### Goal of the exercise
Select, from the material below, each line with "TradingView" in it.

Dataset rows:
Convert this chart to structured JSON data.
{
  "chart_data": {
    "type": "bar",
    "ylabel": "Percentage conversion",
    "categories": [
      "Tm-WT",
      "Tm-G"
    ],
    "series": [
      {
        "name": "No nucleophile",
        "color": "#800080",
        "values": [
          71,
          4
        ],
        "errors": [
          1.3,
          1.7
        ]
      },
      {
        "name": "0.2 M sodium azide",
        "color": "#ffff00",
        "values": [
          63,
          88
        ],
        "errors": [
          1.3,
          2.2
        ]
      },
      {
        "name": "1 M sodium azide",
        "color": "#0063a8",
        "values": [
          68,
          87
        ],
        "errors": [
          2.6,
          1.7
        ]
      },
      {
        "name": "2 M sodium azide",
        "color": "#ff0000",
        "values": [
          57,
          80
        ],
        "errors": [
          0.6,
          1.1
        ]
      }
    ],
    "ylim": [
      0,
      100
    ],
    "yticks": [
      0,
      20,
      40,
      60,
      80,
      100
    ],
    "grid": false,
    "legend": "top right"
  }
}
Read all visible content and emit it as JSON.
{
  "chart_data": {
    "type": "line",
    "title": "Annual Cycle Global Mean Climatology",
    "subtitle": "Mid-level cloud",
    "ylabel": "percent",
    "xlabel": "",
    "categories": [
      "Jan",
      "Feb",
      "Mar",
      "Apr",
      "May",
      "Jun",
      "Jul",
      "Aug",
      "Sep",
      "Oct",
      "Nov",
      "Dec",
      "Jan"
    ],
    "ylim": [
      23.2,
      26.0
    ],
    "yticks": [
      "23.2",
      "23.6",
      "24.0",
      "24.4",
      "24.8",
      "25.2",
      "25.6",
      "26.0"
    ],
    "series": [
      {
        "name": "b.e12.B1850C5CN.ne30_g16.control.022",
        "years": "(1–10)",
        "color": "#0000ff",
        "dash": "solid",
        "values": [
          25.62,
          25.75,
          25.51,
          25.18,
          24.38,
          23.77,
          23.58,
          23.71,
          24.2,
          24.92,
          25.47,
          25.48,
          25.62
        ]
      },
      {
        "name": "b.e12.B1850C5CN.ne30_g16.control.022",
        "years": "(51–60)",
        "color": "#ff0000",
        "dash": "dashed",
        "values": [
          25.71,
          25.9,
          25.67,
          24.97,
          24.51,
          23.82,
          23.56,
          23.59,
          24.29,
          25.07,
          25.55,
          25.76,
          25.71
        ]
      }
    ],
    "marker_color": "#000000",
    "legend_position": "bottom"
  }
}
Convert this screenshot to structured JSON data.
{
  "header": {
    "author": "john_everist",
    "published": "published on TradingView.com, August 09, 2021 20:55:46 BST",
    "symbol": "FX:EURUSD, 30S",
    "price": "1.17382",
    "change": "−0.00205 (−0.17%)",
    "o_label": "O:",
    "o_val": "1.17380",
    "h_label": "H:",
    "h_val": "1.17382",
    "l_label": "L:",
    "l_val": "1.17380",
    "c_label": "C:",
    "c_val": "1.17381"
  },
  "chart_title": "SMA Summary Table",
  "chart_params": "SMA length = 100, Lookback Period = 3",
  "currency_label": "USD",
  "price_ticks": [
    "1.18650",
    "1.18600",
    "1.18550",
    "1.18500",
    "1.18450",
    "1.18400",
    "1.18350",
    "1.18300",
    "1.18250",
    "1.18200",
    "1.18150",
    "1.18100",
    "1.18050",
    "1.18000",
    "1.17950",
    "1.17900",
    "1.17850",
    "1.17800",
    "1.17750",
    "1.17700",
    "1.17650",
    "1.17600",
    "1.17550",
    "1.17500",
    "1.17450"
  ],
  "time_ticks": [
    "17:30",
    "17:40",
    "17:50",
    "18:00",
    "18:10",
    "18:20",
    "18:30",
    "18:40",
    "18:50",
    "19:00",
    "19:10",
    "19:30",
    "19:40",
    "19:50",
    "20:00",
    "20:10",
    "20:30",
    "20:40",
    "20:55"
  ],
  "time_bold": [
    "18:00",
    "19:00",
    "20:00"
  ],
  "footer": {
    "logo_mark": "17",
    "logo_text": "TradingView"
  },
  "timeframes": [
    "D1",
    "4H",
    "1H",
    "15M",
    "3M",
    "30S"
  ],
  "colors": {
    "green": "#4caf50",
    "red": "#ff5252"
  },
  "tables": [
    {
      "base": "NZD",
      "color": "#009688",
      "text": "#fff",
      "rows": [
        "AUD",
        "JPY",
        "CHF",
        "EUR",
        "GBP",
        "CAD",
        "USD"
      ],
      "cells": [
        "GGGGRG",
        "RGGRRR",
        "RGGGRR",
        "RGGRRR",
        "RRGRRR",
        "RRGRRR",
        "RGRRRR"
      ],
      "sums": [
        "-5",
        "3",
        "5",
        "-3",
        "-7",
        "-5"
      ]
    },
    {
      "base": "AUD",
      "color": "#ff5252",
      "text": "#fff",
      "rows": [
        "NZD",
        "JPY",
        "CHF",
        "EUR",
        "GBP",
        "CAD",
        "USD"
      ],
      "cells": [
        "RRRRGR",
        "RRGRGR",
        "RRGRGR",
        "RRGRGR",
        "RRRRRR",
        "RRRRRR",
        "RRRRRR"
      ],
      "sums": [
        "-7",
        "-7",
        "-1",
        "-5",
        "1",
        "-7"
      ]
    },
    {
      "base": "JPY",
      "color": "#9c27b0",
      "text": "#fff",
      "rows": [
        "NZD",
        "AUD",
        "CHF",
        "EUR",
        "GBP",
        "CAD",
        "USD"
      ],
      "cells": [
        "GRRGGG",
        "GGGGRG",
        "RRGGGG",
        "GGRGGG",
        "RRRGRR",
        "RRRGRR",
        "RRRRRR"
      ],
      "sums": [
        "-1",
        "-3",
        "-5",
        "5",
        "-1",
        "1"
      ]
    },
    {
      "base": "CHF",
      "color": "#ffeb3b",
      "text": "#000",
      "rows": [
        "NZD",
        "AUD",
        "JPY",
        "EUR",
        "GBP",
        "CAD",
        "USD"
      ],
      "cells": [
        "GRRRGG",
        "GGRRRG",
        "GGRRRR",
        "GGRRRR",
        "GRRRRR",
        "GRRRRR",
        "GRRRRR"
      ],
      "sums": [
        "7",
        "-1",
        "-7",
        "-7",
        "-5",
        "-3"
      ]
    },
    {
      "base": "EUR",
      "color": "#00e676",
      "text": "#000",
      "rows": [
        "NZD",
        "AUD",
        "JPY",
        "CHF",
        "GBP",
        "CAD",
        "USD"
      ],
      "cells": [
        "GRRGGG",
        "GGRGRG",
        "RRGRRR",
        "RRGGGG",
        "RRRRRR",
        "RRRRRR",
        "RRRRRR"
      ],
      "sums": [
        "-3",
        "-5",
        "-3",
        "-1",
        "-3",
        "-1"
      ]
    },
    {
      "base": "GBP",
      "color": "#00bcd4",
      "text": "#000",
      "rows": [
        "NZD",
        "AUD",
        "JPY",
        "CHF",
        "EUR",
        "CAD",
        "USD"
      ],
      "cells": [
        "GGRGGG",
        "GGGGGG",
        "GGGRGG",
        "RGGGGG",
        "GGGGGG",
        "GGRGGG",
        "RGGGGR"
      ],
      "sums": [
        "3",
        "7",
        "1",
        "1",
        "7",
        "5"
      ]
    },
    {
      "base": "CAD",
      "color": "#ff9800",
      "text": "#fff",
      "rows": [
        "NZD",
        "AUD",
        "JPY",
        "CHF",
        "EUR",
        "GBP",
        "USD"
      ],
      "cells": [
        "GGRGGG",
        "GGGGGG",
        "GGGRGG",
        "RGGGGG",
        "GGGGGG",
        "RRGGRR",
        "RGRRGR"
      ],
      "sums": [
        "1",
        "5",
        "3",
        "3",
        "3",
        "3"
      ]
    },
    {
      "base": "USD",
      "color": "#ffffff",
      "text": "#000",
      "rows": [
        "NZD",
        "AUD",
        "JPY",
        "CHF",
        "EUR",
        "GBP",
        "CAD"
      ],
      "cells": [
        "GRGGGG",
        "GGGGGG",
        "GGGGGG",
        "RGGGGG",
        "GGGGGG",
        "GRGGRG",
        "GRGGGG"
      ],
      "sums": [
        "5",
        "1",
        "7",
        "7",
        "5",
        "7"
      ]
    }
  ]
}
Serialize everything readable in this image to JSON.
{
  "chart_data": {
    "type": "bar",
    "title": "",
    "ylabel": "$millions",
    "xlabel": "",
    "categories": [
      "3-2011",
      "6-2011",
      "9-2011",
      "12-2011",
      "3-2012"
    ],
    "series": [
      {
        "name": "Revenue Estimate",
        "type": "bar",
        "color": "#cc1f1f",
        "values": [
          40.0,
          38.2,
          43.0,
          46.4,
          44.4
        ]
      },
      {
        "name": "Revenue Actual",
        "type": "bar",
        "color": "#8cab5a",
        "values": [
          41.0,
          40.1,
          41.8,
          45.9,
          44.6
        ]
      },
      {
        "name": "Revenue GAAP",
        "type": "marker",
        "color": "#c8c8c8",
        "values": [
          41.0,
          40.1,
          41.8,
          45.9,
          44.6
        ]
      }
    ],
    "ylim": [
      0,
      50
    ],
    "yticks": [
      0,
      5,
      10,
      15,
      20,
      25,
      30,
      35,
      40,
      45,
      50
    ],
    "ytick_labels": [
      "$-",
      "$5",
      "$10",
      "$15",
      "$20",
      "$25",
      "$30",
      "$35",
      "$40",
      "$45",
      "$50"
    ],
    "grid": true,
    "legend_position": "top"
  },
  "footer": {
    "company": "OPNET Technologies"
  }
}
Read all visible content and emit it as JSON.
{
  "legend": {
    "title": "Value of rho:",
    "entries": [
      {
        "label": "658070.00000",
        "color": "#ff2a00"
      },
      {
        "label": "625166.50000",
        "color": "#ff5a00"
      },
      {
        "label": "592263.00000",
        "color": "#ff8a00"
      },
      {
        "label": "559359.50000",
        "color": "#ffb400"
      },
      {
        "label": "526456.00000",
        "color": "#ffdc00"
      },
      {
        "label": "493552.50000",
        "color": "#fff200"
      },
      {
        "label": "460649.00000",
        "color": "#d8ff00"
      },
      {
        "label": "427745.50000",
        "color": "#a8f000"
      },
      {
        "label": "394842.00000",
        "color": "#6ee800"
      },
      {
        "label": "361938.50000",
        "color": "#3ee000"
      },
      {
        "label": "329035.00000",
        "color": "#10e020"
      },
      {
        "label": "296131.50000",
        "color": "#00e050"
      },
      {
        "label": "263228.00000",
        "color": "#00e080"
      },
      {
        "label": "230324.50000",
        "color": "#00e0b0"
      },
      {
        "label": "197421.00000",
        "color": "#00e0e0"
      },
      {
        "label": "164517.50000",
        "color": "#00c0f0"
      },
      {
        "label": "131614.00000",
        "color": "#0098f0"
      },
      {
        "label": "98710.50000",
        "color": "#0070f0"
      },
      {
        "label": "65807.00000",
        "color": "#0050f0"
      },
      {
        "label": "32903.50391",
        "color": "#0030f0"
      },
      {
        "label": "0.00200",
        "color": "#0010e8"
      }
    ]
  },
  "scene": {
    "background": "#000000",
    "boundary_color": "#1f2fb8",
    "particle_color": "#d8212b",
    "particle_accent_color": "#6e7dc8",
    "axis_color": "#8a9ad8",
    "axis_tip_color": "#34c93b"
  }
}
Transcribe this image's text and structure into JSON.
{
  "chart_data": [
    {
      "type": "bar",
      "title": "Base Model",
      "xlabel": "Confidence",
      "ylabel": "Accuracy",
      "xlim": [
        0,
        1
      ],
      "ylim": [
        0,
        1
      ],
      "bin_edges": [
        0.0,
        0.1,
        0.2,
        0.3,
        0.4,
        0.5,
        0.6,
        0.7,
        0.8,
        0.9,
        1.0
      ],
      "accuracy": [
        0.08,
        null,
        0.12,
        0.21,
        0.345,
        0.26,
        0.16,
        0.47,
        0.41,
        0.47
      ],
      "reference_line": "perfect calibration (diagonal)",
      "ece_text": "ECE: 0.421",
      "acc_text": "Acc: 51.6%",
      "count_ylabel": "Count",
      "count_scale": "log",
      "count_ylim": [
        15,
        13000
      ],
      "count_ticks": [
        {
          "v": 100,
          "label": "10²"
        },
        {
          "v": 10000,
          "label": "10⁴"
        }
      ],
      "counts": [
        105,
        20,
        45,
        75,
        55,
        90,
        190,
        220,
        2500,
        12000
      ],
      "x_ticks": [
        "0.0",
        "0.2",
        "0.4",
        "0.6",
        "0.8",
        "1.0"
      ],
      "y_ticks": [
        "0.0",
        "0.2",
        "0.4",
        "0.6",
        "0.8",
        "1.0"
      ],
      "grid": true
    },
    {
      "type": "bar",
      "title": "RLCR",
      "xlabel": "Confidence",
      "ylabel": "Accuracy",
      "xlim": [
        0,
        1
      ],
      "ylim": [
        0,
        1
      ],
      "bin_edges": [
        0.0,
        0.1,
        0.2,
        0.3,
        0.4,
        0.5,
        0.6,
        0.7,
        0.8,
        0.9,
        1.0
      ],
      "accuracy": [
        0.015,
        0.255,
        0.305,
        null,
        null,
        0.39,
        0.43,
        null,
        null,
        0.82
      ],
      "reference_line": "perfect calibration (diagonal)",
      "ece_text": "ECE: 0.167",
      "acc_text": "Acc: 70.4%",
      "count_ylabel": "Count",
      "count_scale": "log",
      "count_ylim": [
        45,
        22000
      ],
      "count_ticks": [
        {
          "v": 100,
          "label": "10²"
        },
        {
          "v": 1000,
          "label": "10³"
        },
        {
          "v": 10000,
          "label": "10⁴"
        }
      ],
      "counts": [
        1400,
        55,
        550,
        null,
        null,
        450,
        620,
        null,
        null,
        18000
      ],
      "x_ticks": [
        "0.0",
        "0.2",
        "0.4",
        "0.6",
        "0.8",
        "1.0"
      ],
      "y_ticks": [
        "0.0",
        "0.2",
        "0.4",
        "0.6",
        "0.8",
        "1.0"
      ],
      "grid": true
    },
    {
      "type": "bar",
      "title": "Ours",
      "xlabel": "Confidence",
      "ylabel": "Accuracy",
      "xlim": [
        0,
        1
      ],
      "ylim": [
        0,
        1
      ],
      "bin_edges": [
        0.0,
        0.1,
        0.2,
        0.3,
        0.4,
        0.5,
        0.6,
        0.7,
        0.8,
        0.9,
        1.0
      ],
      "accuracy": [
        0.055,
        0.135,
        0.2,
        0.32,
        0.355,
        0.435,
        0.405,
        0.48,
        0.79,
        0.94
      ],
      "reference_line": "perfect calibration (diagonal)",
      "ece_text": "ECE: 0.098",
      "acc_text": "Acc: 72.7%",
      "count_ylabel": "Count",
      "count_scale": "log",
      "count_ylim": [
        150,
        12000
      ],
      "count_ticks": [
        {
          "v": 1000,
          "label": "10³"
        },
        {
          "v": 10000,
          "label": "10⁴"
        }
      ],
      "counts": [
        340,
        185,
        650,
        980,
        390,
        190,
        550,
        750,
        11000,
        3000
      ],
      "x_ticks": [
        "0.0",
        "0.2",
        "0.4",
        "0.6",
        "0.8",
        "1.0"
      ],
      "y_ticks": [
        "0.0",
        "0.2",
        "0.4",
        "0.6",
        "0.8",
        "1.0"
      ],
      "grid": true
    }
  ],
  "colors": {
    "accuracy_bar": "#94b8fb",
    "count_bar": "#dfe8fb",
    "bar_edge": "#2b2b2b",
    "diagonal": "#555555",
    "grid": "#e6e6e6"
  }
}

### Written solution
    "published": "published on TradingView.com, August 09, 2021 20:55:46 BST",
    "logo_text": "TradingView"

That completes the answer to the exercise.